**The problem:** Only lines with the string "title" matter here; gather them from the material below.

**Dataset extract:**
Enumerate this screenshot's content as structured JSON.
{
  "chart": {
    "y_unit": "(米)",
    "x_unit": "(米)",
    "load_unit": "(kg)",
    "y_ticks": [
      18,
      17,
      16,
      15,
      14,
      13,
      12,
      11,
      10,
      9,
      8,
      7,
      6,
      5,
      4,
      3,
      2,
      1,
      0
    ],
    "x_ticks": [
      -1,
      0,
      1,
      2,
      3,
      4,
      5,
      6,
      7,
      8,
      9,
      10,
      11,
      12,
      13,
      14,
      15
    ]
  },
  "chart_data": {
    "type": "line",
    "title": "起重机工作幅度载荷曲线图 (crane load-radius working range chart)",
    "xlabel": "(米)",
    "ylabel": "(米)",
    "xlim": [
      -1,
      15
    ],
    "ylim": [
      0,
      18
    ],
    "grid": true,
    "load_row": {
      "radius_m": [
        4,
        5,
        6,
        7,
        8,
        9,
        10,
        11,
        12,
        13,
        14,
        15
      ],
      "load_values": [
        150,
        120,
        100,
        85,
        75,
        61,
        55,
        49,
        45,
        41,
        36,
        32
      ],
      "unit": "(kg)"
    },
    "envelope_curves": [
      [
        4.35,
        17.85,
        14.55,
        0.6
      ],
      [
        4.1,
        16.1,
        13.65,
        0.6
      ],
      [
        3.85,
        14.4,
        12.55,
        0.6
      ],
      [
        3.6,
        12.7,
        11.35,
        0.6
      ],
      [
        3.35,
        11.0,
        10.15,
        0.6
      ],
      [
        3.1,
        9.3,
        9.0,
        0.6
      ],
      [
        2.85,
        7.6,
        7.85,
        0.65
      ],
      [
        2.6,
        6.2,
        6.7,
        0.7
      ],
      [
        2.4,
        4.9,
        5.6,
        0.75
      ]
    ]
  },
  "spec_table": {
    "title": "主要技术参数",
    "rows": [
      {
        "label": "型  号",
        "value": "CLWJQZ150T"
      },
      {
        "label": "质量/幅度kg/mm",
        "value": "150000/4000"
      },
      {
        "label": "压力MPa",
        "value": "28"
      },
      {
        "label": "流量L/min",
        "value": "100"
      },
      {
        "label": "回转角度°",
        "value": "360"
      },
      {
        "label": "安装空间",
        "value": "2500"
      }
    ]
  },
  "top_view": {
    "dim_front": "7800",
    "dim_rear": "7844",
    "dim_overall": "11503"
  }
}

**Answer to this exercise:**
    "title": "起重机工作幅度载荷曲线图 (crane load-radius working range chart)",
    "title": "主要技术参数",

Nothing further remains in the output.